▸ STATED PROBLEM: Could you print all the entries exactly?

___ EXERCISE INPUT ___

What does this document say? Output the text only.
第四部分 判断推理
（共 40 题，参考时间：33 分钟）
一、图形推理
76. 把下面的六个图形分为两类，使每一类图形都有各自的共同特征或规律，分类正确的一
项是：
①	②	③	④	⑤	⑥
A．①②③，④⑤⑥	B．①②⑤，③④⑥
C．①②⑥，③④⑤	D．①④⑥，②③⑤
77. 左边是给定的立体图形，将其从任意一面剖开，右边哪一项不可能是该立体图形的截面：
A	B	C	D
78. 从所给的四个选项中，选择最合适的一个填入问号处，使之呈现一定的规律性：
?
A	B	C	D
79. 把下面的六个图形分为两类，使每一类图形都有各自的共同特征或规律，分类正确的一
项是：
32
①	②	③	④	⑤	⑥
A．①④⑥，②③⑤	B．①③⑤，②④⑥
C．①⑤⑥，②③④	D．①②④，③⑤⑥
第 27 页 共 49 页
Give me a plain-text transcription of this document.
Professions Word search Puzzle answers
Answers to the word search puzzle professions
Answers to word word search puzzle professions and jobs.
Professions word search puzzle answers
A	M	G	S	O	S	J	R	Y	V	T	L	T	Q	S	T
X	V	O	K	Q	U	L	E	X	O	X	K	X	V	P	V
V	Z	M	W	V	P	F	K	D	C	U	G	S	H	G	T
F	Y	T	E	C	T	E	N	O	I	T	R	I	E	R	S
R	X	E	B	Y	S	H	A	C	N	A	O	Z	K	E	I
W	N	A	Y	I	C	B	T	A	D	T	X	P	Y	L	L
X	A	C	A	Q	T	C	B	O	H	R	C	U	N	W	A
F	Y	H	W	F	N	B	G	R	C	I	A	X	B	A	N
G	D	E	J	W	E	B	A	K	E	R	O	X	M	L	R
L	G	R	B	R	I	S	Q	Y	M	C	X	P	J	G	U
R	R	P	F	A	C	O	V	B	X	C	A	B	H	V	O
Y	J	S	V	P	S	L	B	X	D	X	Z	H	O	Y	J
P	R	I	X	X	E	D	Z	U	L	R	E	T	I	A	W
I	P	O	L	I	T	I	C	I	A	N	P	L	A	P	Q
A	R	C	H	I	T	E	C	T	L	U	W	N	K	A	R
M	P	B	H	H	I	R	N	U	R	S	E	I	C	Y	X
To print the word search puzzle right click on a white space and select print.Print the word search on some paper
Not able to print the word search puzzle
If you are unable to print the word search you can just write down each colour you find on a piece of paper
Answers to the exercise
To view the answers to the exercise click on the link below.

___

▸ TASK OUTPUT:
What does this document say? Output the text only.
第四部分 判断推理
（共 40 题，参考时间：33 分钟）
一、图形推理
76. 把下面的六个图形分为两类，使每一类图形都有各自的共同特征或规律，分类正确的一
项是：
①	②	③	④	⑤	⑥
A．①②③，④⑤⑥	B．①②⑤，③④⑥
C．①②⑥，③④⑤	D．①④⑥，②③⑤
77. 左边是给定的立体图形，将其从任意一面剖开，右边哪一项不可能是该立体图形的截面：
A	B	C	D
78. 从所给的四个选项中，选择最合适的一个填入问号处，使之呈现一定的规律性：
?
A	B	C	D
79. 把下面的六个图形分为两类，使每一类图形都有各自的共同特征或规律，分类正确的一
项是：
32
①	②	③	④	⑤	⑥
A．①④⑥，②③⑤	B．①③⑤，②④⑥
C．①⑤⑥，②③④	D．①②④，③⑤⑥
第 27 页 共 49 页
Give me a plain-text transcription of this document.
Professions Word search Puzzle answers
Answers to the word search puzzle professions
Answers to word word search puzzle professions and jobs.
Professions word search puzzle answers
A	M	G	S	O	S	J	R	Y	V	T	L	T	Q	S	T
X	V	O	K	Q	U	L	E	X	O	X	K	X	V	P	V
V	Z	M	W	V	P	F	K	D	C	U	G	S	H	G	T
F	Y	T	E	C	T	E	N	O	I	T	R	I	E	R	S
R	X	E	B	Y	S	H	A	C	N	A	O	Z	K	E	I
W	N	A	Y	I	C	B	T	A	D	T	X	P	Y	L	L
X	A	C	A	Q	T	C	B	O	H	R	C	U	N	W	A
F	Y	H	W	F	N	B	G	R	C	I	A	X	B	A	N
G	D	E	J	W	E	B	A	K	E	R	O	X	M	L	R
L	G	R	B	R	I	S	Q	Y	M	C	X	P	J	G	U
R	R	P	F	A	C	O	V	B	X	C	A	B	H	V	O
Y	J	S	V	P	S	L	B	X	D	X	Z	H	O	Y	J
P	R	I	X	X	E	D	Z	U	L	R	E	T	I	A	W
I	P	O	L	I	T	I	C	I	A	N	P	L	A	P	Q
A	R	C	H	I	T	E	C	T	L	U	W	N	K	A	R
M	P	B	H	H	I	R	N	U	R	S	E	I	C	Y	X
To print the word search puzzle right click on a white space and select print.Print the word search on some paper
Not able to print the word search puzzle
If you are unable to print the word search you can just write down each colour you find on a piece of paper
Answers to the exercise
To view the answers to the exercise click on the link below.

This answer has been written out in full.